++++ DATA SUPPLIED ++++

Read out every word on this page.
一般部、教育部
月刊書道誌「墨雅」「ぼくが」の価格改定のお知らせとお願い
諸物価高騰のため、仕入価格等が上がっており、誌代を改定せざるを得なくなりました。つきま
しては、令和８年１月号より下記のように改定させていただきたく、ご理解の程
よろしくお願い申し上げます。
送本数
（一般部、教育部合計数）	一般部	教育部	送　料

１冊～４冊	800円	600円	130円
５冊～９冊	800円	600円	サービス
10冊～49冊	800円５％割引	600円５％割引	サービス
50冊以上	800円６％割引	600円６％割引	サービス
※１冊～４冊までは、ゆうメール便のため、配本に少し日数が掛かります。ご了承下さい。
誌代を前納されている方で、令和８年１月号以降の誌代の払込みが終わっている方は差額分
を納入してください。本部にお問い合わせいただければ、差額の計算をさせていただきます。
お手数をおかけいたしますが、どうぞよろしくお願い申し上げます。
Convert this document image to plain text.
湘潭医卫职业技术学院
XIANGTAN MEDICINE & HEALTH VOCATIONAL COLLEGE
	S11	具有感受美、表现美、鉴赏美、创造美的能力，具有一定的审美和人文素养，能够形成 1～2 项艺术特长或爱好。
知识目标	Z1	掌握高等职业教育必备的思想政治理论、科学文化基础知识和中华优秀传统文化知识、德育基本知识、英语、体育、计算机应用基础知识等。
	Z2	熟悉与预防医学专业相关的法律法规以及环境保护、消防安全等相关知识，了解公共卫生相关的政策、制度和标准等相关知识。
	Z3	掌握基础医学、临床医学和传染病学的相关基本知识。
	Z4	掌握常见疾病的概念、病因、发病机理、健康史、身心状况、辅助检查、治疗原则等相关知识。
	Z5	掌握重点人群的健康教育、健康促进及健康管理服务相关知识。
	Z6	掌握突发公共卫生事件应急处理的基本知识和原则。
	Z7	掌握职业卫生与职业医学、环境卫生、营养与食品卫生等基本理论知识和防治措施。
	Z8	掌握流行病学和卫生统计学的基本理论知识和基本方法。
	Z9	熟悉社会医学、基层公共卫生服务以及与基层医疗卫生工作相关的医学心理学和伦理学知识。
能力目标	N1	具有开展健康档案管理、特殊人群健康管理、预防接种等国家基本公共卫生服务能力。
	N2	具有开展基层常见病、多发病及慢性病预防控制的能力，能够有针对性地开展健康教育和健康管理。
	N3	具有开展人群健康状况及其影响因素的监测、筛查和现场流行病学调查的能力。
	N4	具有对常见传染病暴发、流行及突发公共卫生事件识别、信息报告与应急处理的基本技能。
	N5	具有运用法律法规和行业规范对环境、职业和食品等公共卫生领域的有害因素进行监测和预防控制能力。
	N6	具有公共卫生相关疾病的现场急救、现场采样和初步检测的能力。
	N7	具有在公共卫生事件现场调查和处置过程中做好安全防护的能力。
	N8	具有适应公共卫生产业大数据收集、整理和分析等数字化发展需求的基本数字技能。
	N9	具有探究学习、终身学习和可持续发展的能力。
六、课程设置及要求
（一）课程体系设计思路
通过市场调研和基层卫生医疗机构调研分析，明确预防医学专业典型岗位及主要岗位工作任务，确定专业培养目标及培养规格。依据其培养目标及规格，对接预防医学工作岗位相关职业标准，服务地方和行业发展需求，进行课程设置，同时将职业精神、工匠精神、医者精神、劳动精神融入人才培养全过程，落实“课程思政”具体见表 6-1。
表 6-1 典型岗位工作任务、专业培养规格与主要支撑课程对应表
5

++++

[YOUR GOAL]:
Write down the full listing again, exactly.

[PROBLEM SOLUTION]:
Read out every word on this page.
一般部、教育部
月刊書道誌「墨雅」「ぼくが」の価格改定のお知らせとお願い
諸物価高騰のため、仕入価格等が上がっており、誌代を改定せざるを得なくなりました。つきま
しては、令和８年１月号より下記のように改定させていただきたく、ご理解の程
よろしくお願い申し上げます。
送本数
（一般部、教育部合計数）	一般部	教育部	送　料

１冊～４冊	800円	600円	130円
５冊～９冊	800円	600円	サービス
10冊～49冊	800円５％割引	600円５％割引	サービス
50冊以上	800円６％割引	600円６％割引	サービス
※１冊～４冊までは、ゆうメール便のため、配本に少し日数が掛かります。ご了承下さい。
誌代を前納されている方で、令和８年１月号以降の誌代の払込みが終わっている方は差額分
を納入してください。本部にお問い合わせいただければ、差額の計算をさせていただきます。
お手数をおかけいたしますが、どうぞよろしくお願い申し上げます。
Convert this document image to plain text.
湘潭医卫职业技术学院
XIANGTAN MEDICINE & HEALTH VOCATIONAL COLLEGE
	S11	具有感受美、表现美、鉴赏美、创造美的能力，具有一定的审美和人文素养，能够形成 1～2 项艺术特长或爱好。
知识目标	Z1	掌握高等职业教育必备的思想政治理论、科学文化基础知识和中华优秀传统文化知识、德育基本知识、英语、体育、计算机应用基础知识等。
	Z2	熟悉与预防医学专业相关的法律法规以及环境保护、消防安全等相关知识，了解公共卫生相关的政策、制度和标准等相关知识。
	Z3	掌握基础医学、临床医学和传染病学的相关基本知识。
	Z4	掌握常见疾病的概念、病因、发病机理、健康史、身心状况、辅助检查、治疗原则等相关知识。
	Z5	掌握重点人群的健康教育、健康促进及健康管理服务相关知识。
	Z6	掌握突发公共卫生事件应急处理的基本知识和原则。
	Z7	掌握职业卫生与职业医学、环境卫生、营养与食品卫生等基本理论知识和防治措施。
	Z8	掌握流行病学和卫生统计学的基本理论知识和基本方法。
	Z9	熟悉社会医学、基层公共卫生服务以及与基层医疗卫生工作相关的医学心理学和伦理学知识。
能力目标	N1	具有开展健康档案管理、特殊人群健康管理、预防接种等国家基本公共卫生服务能力。
	N2	具有开展基层常见病、多发病及慢性病预防控制的能力，能够有针对性地开展健康教育和健康管理。
	N3	具有开展人群健康状况及其影响因素的监测、筛查和现场流行病学调查的能力。
	N4	具有对常见传染病暴发、流行及突发公共卫生事件识别、信息报告与应急处理的基本技能。
	N5	具有运用法律法规和行业规范对环境、职业和食品等公共卫生领域的有害因素进行监测和预防控制能力。
	N6	具有公共卫生相关疾病的现场急救、现场采样和初步检测的能力。
	N7	具有在公共卫生事件现场调查和处置过程中做好安全防护的能力。
	N8	具有适应公共卫生产业大数据收集、整理和分析等数字化发展需求的基本数字技能。
	N9	具有探究学习、终身学习和可持续发展的能力。
六、课程设置及要求
（一）课程体系设计思路
通过市场调研和基层卫生医疗机构调研分析，明确预防医学专业典型岗位及主要岗位工作任务，确定专业培养目标及培养规格。依据其培养目标及规格，对接预防医学工作岗位相关职业标准，服务地方和行业发展需求，进行课程设置，同时将职业精神、工匠精神、医者精神、劳动精神融入人才培养全过程，落实“课程思政”具体见表 6-1。
表 6-1 典型岗位工作任务、专业培养规格与主要支撑课程对应表
5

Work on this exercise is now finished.